# MATERIAL TO PROCESS

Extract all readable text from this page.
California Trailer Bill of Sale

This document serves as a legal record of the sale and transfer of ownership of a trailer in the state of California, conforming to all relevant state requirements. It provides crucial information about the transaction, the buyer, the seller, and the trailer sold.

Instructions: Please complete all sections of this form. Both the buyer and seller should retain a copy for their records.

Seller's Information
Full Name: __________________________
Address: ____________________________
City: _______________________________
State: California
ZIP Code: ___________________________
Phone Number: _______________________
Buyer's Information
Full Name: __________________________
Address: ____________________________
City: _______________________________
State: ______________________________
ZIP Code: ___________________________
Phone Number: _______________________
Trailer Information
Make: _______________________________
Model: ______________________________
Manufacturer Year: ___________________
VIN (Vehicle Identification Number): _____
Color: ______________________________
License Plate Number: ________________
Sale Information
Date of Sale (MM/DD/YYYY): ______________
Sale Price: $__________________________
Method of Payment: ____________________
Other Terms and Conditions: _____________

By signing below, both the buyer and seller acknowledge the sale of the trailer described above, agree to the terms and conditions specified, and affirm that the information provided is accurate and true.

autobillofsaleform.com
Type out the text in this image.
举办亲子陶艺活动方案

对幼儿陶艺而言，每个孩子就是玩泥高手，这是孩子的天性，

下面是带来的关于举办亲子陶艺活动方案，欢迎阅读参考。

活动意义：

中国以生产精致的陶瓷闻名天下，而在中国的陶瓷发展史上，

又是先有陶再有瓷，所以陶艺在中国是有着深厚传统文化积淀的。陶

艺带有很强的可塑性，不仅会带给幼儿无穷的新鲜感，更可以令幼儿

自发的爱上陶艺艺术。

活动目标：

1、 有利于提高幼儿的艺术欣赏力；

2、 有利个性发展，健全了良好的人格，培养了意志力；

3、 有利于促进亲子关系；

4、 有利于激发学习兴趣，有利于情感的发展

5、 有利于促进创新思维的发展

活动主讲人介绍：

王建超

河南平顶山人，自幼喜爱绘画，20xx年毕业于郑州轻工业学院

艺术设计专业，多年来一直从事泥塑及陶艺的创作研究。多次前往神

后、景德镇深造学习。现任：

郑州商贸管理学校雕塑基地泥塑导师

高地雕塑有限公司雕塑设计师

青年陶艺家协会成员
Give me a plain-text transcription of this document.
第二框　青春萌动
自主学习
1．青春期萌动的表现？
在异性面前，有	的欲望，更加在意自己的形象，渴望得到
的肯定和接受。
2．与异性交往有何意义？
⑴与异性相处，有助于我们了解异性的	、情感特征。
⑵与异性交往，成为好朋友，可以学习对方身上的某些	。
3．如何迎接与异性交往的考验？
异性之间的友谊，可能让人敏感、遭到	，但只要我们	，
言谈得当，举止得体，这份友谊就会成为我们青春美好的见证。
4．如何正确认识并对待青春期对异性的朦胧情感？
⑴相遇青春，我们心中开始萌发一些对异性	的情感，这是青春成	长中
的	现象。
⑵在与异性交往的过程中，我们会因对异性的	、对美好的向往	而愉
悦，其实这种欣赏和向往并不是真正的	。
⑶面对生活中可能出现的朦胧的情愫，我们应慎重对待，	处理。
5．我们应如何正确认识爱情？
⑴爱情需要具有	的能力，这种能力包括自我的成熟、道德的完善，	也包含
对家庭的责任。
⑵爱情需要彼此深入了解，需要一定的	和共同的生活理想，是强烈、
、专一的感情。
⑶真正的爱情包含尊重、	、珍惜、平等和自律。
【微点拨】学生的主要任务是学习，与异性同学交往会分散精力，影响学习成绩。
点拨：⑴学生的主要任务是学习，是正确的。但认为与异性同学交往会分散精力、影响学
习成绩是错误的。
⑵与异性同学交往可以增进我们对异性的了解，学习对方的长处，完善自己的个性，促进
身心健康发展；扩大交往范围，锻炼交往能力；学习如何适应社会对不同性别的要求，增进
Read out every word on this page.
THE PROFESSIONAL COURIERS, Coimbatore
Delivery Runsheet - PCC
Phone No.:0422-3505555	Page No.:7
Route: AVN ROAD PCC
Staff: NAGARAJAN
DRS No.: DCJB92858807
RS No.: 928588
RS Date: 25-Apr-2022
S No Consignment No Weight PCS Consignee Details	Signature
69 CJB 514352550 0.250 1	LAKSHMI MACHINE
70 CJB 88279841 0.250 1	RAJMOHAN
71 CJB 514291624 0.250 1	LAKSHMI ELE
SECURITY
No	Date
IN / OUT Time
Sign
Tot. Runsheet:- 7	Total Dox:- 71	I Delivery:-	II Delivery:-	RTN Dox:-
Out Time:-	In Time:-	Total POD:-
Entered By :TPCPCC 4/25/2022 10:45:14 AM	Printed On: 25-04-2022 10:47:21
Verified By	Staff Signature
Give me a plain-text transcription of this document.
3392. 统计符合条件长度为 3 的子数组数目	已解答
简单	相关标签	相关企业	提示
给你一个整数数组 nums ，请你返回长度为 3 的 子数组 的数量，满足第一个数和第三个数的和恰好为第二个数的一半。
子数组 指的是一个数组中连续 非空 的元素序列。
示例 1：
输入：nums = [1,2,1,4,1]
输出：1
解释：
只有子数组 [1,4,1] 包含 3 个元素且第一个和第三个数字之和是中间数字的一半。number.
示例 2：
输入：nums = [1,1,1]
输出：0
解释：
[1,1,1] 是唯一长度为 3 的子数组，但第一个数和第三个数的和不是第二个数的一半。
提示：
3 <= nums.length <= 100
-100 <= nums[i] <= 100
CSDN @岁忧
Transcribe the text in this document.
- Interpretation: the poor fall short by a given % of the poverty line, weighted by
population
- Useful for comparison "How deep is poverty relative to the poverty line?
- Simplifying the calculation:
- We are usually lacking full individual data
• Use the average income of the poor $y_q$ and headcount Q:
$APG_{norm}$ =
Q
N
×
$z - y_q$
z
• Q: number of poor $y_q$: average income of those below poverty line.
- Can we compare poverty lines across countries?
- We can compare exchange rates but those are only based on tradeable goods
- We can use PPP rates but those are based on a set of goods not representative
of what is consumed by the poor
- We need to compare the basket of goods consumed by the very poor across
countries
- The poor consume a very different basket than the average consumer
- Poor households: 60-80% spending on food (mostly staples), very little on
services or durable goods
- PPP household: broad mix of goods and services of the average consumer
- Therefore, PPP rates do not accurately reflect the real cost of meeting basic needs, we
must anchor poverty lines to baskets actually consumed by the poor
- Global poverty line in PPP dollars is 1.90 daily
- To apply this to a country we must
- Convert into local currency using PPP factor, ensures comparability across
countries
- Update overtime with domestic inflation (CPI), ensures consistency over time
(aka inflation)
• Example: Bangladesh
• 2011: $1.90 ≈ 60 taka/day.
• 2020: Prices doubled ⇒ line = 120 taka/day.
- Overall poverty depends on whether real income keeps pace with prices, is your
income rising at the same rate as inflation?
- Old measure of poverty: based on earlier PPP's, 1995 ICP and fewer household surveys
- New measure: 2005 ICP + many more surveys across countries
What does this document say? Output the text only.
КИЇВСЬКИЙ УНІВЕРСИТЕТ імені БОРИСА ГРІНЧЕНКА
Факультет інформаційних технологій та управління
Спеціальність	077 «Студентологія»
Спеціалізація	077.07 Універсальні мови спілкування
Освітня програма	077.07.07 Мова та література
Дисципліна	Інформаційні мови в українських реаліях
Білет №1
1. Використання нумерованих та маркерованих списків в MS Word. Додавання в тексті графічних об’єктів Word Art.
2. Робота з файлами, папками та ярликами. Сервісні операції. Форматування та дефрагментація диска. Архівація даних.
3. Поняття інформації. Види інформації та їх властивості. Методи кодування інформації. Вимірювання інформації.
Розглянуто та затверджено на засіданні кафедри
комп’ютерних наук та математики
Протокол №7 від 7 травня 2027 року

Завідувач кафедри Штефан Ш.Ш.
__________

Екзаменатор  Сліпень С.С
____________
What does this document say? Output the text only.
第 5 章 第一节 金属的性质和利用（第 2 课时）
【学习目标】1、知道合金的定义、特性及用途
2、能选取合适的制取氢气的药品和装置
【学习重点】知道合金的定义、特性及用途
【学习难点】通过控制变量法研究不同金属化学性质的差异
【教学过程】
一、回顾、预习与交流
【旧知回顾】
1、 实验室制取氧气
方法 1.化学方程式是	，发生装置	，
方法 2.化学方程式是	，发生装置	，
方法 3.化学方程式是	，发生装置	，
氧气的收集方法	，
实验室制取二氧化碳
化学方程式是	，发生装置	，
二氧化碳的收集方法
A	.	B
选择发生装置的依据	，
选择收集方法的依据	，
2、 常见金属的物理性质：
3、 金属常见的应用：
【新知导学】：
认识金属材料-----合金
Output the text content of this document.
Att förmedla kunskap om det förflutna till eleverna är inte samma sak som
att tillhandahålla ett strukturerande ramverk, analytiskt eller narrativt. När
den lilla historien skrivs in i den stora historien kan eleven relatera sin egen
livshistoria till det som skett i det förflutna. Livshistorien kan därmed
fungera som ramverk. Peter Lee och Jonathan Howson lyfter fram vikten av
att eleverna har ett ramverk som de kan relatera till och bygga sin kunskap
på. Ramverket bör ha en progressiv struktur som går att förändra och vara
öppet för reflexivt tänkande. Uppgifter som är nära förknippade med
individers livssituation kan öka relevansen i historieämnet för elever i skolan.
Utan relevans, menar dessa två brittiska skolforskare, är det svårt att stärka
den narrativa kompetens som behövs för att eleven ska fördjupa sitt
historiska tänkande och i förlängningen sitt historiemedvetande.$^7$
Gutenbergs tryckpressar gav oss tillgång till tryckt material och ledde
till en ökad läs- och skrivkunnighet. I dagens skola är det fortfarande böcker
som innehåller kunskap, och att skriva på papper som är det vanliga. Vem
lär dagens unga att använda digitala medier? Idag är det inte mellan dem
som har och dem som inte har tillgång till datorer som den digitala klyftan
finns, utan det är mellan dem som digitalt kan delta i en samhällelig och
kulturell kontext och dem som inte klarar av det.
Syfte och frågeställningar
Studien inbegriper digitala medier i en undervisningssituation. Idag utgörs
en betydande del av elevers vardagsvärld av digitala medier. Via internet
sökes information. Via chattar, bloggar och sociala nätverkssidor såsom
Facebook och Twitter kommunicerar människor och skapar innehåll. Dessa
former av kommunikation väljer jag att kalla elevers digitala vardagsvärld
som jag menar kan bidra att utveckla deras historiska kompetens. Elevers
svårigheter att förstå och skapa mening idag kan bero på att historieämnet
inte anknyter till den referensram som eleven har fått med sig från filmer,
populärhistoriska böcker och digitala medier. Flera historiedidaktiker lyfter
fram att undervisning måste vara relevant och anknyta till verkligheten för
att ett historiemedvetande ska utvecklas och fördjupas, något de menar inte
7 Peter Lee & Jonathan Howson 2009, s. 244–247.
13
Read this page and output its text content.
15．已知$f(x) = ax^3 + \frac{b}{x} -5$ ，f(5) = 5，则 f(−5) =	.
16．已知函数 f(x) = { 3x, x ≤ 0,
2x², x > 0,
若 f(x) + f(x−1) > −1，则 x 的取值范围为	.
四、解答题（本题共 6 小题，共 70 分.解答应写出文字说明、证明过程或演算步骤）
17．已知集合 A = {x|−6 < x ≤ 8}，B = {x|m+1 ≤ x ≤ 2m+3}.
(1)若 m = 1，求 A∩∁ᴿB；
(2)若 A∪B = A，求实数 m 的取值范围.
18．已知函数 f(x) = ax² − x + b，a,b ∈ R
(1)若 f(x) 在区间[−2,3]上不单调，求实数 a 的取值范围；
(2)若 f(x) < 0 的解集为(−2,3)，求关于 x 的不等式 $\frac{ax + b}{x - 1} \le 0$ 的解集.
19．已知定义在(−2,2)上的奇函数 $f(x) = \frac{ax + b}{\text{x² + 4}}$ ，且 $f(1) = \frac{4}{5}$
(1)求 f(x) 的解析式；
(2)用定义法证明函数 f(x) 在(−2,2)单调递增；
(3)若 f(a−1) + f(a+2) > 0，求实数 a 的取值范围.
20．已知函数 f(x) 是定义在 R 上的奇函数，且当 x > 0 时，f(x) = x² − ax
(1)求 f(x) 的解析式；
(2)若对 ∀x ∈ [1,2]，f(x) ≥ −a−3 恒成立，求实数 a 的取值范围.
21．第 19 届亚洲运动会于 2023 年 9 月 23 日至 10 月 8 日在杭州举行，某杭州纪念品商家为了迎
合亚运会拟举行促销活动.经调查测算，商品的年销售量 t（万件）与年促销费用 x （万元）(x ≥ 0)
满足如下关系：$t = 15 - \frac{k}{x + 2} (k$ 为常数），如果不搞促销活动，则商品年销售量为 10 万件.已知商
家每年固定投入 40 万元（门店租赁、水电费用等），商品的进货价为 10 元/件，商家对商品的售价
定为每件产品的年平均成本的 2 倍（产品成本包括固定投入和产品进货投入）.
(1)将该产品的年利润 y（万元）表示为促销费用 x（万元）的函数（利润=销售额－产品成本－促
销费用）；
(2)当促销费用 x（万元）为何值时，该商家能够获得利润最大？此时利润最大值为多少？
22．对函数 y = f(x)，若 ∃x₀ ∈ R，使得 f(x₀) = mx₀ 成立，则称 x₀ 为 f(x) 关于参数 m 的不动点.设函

# WRITTEN EXERCISE
Report how many lines include the word "those". Give nothing but the number.

# CORRECT ANSWER
3